• **EXCERPT TO READ**
========================================================================
Shareholders whose shares are held through a brokerage firm, bank or other holder of record may vote by Internet only if the holder of record (broker, bank or other holder of record) offers those options. Shareholders voting shares held in the Southern California Water Company Investment Incentive Program must cast their vote at least one day prior to the meeting. Votes cast after this cut-off date will not be included in the final

2



voting results.

Adjournments
The Annual Meeting may be adjourned, even if a quorum is not present, by a majority of the votes of shareholders represented at the Annual Meeting in person or by proxy. In the absence of a quorum at the Annual Meeting, no other business may be transacted at the Annual Meeting.

Notice of the adjournment of a meeting need not be given if the time and place thereof are announced at the meeting at which the adjournment is taken, provided that if the adjournment is for more than 45 days, or if after the adjournment a new record date is fixed for the adjourned meeting, a notice of the adjourned meeting must also be given. Any business may be transacted at an adjourned meeting, which might have been transacted at the original meeting.

Solicitation of Proxies
The accompanying proxy relating to the Annual Meeting is being solicited by the Board of Directors of the Company for use at the Annual Meeting.

The Company will bear the entire cost of preparing, assembling, printing and mailing proxy statements, the proxies and any additional materials, which may be furnished by the Board to shareholders. The solicitation of proxies will be made by the use of the U.S. postal service and may also be made by telephone, or personally, by directors, officers and regular employees of the Company who will receive no extra compensation for such services.

In addition, the Company has retained Morrow & Co., a proxy distribution and solicitation firm, to assist in the distribution and solicitation of proxies for shares held in the names of banks, brokers and other nominees, for a fee of $7,500 plus reimbursement of reasonable out-of-pocket expenses.

3




Proposal One
Election of Class II Directors


The Company’s Articles of Incorporation provide that classification of the Board will apply to every election of directors for so long as at least six directors are authorized under the Company’s Bylaws and the Company’s Common Shares are listed on the New York Stock Exchange. The Company’s Bylaws provide that the Board of Directors shall consist of not less than five and not more than nine directors, with the exact number of directors currently set at seven. So long as the Board continues to consist of at least six, but less than nine, directors and the Company’s Common Shares are listed on the New York Stock Exchange, directors will serve for a term of two years, and one-half of the directors (or as near to one-half as practicable) will be elected each year.

Under the Company’s Bylaws, the Board of Directors could increase the authorized number of directors to up to nine without obtaining shareholder approval. In the event that the number of directors increases during any period that the Company’s Common Shares are listed on the New York Stock Exchange, the increase will be apportioned by the Board between the classes of directors to make each class as nearly equal as possible. If the number of authorized directors is increased to at least nine during any period that the Company’s Common Shares are listed on the New York Stock Exchange, the directors will be apportioned by the Board among three classes, each consisting of one-third of the directors, directors will serve for a term of three years, and one-third of the directors will be elected each year. If the number of authorized directors is decreased to five, then the Board will cease to be classified, provided the decrease in the number of directors cannot shorten the term of any incumbent director. Vacancies in the Board, except those existing as a result of a removal of a director, may be filled by a majority of the remaining directors, though less than a quorum, or by a sole remaining director, and each director so elected will hold office until the next annual meeting and until such director’s successor has been elected and qualified. The Company’s shareholders may elect a director or directors at any time to fill any vacancy or vacancies not filled by the directors.
========================================================================
• **TASK DIRECTIONS**
Mark each statement as agreeing with the proxy statement excerpt or not, answering yes or no and quoting the words of the excerpt that decide it. 1. Morrow & Co. is paid a fee of $7,500 plus reimbursement of reasonable out-of-pocket expenses. 2. Directors, officers and regular employees who solicit proxies receive extra compensation for doing so. 3. The Bylaws currently set the exact number of directors at nine.

A block of data:
========================================================================
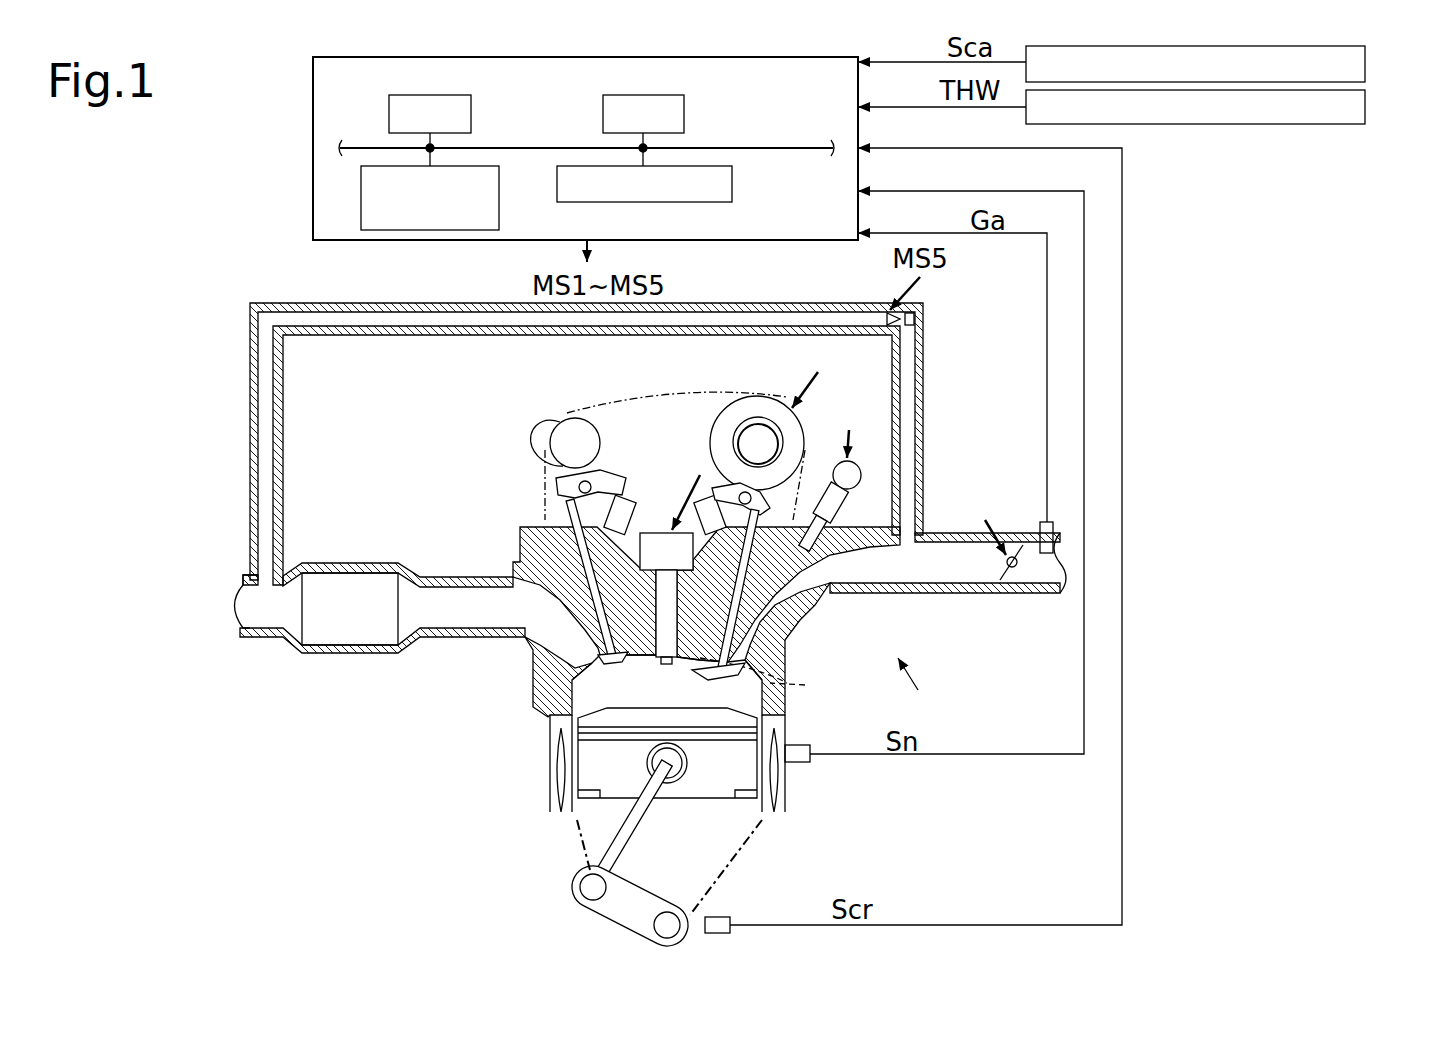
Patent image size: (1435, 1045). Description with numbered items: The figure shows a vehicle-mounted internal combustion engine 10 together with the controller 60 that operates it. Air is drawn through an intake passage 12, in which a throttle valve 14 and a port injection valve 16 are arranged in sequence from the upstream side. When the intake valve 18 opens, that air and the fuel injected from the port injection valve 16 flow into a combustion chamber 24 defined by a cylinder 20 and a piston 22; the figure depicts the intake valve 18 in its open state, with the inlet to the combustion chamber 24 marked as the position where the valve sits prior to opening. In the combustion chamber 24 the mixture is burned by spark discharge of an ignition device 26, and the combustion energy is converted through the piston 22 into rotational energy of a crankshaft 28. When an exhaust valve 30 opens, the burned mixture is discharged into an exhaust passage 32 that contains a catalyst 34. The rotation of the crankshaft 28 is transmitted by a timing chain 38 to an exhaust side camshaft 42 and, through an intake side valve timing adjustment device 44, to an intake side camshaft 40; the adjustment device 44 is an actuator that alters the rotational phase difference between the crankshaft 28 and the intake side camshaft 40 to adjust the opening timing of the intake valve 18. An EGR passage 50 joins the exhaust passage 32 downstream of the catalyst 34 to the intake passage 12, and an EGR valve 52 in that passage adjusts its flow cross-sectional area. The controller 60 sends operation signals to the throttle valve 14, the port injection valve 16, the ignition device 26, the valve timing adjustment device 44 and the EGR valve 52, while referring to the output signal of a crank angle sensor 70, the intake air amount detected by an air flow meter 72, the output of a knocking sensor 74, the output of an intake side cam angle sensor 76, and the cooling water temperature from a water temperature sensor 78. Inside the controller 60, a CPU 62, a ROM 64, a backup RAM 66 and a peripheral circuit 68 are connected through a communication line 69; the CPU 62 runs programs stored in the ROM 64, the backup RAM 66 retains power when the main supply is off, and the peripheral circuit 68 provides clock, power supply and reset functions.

The internal combustion engine 10 is at (651, 643).
The intake passage 12 is at (978, 585).
The throttle valve 14 is at (1020, 590).
The port injection valve 16 is at (838, 525).
The intake valve 18 is at (778, 650).
The cylinder 20 is at (780, 705).
The piston 22 is at (580, 762).
The combustion chamber 24 is at (597, 698).
The ignition device 26 is at (655, 533).
The crankshaft 28 is at (672, 905).
The exhaust valve 30 is at (598, 605).
The exhaust passage 32 is at (486, 580).
The catalyst 34 is at (348, 572).
The timing chain 38 is at (750, 858).
The intake side camshaft 40 is at (750, 430).
The exhaust side camshaft 42 is at (600, 430).
The intake side valve timing adjustment device 44 is at (785, 400).
The EGR passage 50 is at (350, 312).
The EGR valve 52 is at (880, 318).
The controller 60 is at (594, 144).
The CPU 62 is at (471, 118).
The ROM 64 is at (684, 118).
The backup RAM 66 is at (732, 185).
The peripheral circuit 68 is at (499, 218).
The communication line 69 is at (790, 148).
The crank angle sensor 70 is at (725, 917).
The air flow meter 72 is at (1045, 522).
The knocking sensor 74 is at (812, 758).
The intake side cam angle sensor 76 is at (1365, 68).
The water temperature sensor 78 is at (1365, 112).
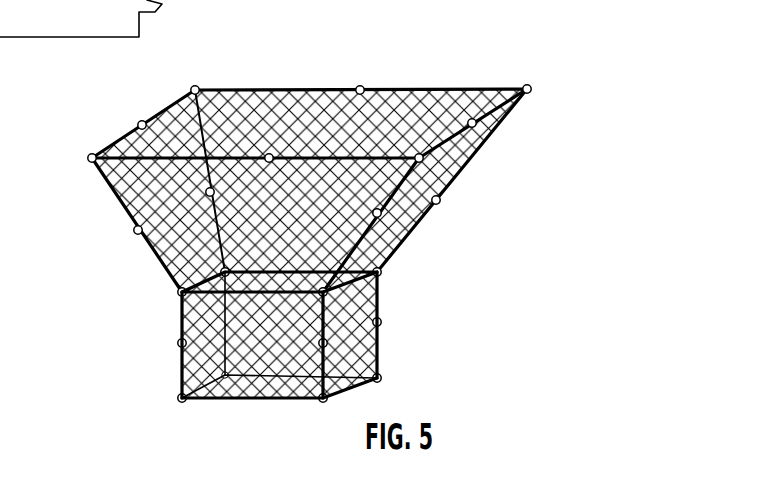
========================================================================
• **RESPONSE TO THIS EXERCISE**
1. Yes: "for a fee of $7,500 plus reimbursement of reasonable out-of-pocket expenses"
2. No: "who will receive no extra compensation for such services"
3. No: "with the exact number of directors currently set at seven"